Records shown -
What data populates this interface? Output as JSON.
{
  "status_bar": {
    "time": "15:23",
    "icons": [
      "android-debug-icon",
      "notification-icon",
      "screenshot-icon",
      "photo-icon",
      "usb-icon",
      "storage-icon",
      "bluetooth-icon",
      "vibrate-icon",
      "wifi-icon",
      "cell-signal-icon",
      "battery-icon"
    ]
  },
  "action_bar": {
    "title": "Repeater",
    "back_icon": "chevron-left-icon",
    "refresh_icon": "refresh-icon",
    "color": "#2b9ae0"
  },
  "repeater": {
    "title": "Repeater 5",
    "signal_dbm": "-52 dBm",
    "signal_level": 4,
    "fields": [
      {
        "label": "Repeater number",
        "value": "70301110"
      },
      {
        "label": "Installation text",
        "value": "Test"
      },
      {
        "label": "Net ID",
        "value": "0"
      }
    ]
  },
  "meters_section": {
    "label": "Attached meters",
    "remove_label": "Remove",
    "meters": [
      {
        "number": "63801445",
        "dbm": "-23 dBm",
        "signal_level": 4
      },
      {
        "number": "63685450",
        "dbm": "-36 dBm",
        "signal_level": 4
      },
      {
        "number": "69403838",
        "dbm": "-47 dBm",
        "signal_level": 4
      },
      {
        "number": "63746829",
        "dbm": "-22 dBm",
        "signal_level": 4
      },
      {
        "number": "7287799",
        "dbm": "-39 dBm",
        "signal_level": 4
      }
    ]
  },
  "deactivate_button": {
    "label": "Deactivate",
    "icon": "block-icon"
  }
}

Goal - The records above should be duplicated in full, exactly as given.

Correct result -
What data populates this interface? Output as JSON.
{
  "status_bar": {
    "time": "15:23",
    "icons": [
      "android-debug-icon",
      "notification-icon",
      "screenshot-icon",
      "photo-icon",
      "usb-icon",
      "storage-icon",
      "bluetooth-icon",
      "vibrate-icon",
      "wifi-icon",
      "cell-signal-icon",
      "battery-icon"
    ]
  },
  "action_bar": {
    "title": "Repeater",
    "back_icon": "chevron-left-icon",
    "refresh_icon": "refresh-icon",
    "color": "#2b9ae0"
  },
  "repeater": {
    "title": "Repeater 5",
    "signal_dbm": "-52 dBm",
    "signal_level": 4,
    "fields": [
      {
        "label": "Repeater number",
        "value": "70301110"
      },
      {
        "label": "Installation text",
        "value": "Test"
      },
      {
        "label": "Net ID",
        "value": "0"
      }
    ]
  },
  "meters_section": {
    "label": "Attached meters",
    "remove_label": "Remove",
    "meters": [
      {
        "number": "63801445",
        "dbm": "-23 dBm",
        "signal_level": 4
      },
      {
        "number": "63685450",
        "dbm": "-36 dBm",
        "signal_level": 4
      },
      {
        "number": "69403838",
        "dbm": "-47 dBm",
        "signal_level": 4
      },
      {
        "number": "63746829",
        "dbm": "-22 dBm",
        "signal_level": 4
      },
      {
        "number": "7287799",
        "dbm": "-39 dBm",
        "signal_level": 4
      }
    ]
  },
  "deactivate_button": {
    "label": "Deactivate",
    "icon": "block-icon"
  }
}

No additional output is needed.